=== Data records ===

######

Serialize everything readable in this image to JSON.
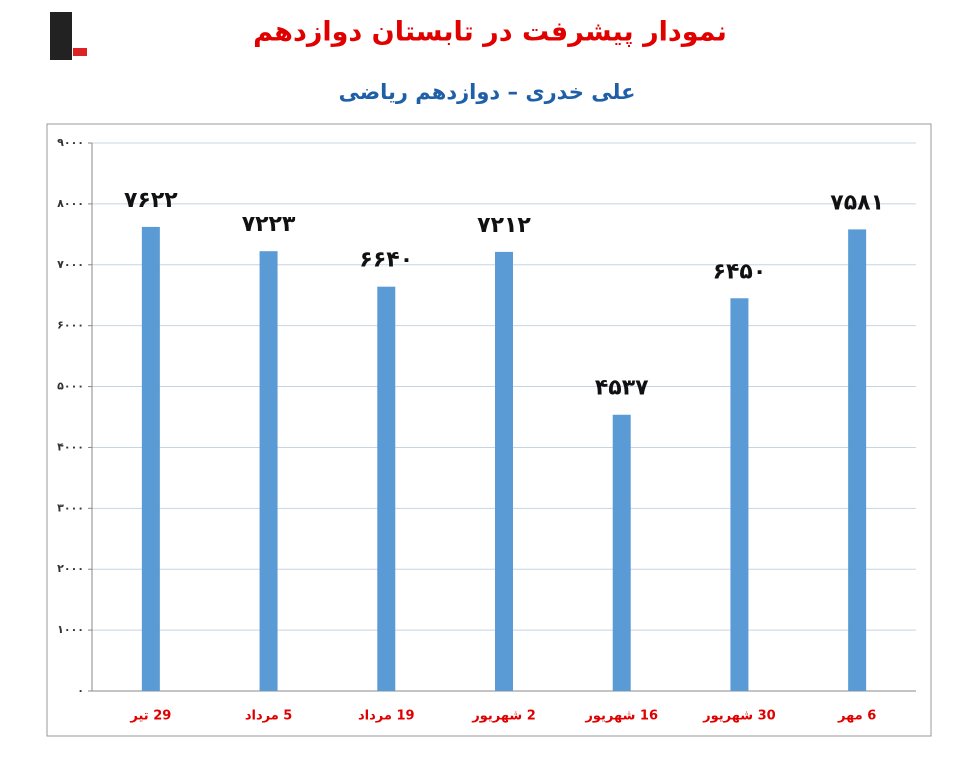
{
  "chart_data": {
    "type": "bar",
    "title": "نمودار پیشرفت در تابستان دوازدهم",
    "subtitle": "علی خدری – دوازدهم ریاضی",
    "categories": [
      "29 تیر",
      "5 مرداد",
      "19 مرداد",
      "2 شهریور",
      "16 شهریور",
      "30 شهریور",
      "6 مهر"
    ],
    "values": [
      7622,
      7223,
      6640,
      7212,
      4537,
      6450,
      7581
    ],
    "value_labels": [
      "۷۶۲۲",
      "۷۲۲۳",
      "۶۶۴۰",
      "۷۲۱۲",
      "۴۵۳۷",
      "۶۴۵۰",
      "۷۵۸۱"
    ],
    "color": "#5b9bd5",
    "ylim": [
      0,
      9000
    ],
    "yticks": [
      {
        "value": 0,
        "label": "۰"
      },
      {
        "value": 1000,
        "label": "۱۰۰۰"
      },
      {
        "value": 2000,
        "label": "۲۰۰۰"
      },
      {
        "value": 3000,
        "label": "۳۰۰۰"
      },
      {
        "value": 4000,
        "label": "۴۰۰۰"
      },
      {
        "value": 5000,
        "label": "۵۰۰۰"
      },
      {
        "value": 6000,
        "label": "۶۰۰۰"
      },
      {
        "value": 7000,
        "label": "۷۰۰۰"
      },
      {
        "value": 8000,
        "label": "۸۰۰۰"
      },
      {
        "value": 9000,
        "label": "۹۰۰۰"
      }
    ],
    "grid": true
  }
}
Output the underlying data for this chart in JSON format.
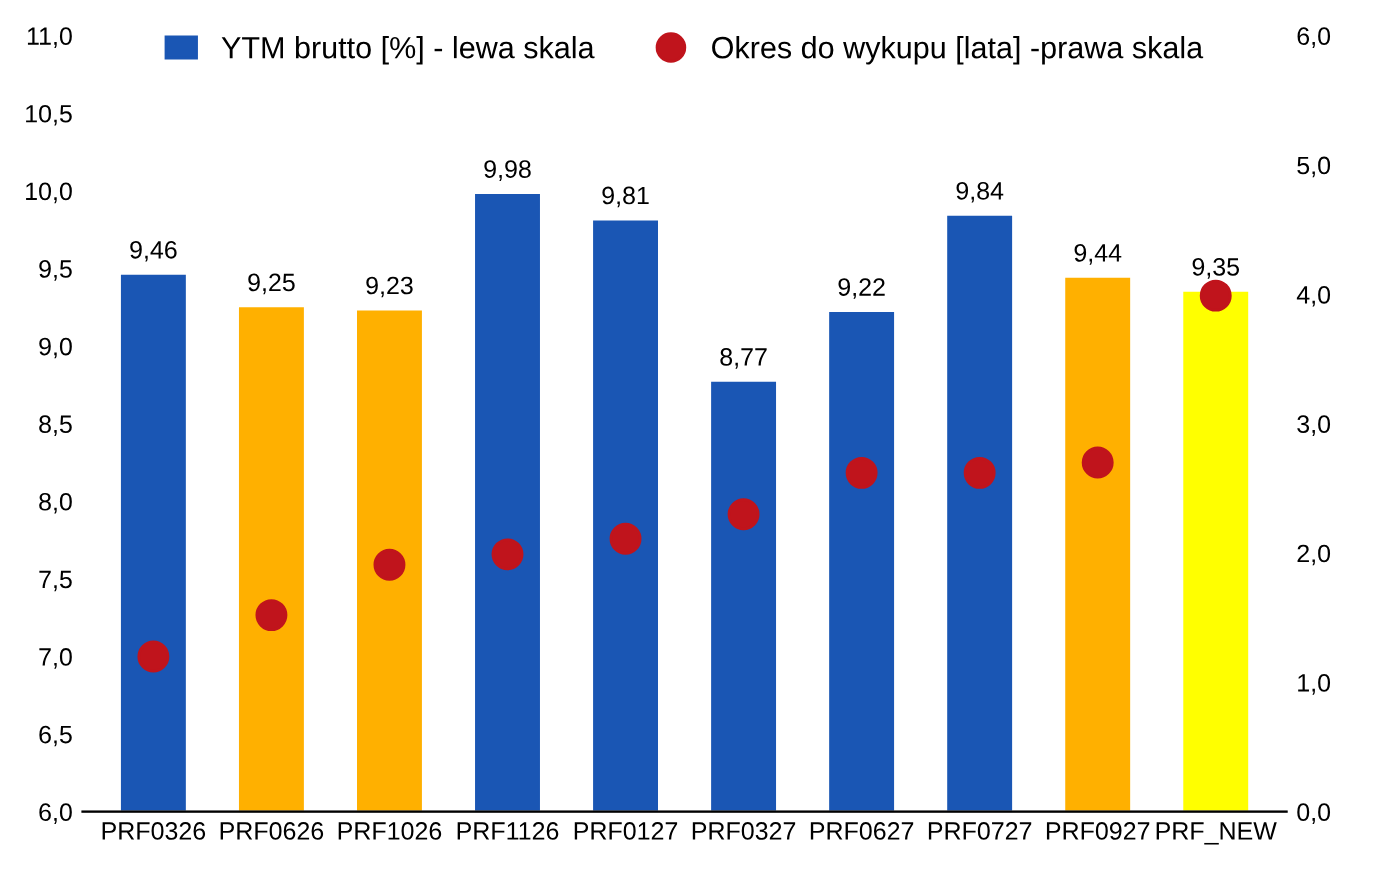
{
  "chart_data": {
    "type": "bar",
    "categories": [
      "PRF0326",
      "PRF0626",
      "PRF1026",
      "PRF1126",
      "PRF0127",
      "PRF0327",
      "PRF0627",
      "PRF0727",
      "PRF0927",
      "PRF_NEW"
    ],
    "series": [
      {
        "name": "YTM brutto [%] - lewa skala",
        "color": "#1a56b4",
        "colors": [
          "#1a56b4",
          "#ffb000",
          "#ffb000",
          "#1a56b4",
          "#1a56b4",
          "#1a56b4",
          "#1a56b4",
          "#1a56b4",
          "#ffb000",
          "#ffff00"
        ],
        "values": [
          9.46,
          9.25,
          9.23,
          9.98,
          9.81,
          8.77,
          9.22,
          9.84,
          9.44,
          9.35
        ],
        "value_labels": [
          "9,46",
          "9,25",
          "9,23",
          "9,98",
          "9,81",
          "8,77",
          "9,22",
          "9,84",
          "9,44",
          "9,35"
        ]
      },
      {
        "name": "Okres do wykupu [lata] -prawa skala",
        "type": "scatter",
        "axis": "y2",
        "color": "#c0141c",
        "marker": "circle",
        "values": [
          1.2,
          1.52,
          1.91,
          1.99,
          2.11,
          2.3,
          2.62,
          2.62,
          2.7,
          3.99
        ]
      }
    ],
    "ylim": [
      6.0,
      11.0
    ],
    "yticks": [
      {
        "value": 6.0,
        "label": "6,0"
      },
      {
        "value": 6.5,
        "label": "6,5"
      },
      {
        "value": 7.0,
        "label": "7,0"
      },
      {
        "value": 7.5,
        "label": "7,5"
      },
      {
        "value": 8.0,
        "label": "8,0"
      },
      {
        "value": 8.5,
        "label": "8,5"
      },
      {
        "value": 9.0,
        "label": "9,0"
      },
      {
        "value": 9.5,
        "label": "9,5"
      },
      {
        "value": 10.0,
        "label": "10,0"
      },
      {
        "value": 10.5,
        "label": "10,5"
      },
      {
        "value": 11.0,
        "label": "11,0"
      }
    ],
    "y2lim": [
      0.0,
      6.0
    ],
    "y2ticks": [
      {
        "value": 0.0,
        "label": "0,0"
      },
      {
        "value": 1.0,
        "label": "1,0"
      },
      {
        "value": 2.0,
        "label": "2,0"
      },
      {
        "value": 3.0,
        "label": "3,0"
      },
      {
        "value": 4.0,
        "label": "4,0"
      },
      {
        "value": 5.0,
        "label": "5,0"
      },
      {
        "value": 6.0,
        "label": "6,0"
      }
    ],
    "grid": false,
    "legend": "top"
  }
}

######

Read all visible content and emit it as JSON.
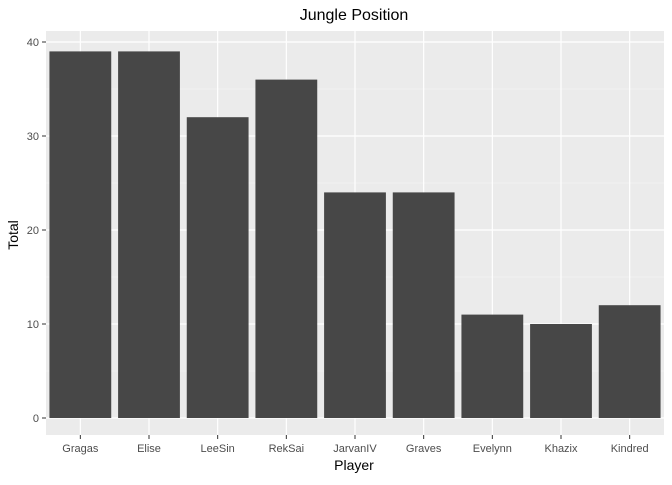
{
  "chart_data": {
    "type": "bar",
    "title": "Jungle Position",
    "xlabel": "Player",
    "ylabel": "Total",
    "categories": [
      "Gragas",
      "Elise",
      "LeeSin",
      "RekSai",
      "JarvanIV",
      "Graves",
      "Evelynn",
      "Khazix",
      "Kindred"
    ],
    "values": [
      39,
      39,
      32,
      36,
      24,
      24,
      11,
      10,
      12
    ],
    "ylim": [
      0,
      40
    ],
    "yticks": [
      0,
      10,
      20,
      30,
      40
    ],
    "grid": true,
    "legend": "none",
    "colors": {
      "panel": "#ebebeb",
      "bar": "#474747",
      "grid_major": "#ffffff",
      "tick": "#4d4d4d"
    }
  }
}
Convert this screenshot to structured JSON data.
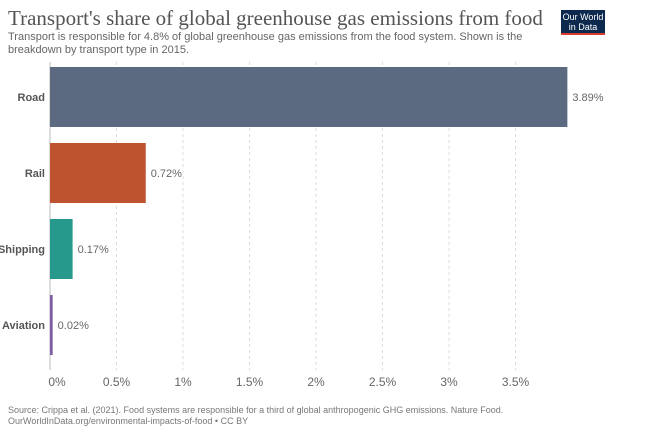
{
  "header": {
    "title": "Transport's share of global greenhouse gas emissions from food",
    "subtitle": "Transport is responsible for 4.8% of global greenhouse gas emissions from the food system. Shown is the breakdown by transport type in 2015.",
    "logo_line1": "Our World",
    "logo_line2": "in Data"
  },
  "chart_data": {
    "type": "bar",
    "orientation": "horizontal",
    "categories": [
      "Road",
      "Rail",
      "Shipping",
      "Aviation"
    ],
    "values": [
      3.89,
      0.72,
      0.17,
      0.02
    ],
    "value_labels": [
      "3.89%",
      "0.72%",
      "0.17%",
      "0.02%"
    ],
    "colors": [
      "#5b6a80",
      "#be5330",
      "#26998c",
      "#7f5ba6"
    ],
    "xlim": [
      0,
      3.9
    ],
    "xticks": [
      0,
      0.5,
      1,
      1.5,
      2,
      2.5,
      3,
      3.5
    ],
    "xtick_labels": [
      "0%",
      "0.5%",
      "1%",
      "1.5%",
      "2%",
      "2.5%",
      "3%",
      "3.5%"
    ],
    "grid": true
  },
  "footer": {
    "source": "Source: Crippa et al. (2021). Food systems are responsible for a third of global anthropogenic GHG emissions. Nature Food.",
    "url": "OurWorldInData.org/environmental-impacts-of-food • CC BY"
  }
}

######

=== Your instructions ===
From the listing above, pick out each line where the word "responsible" appears.

=== Response ===
    "subtitle": "Transport is responsible for 4.8% of global greenhouse gas emissions from the food system. Shown is the breakdown by transport type in 2015.",
    "source": "Source: Crippa et al. (2021). Food systems are responsible for a third of global anthropogenic GHG emissions. Nature Food.",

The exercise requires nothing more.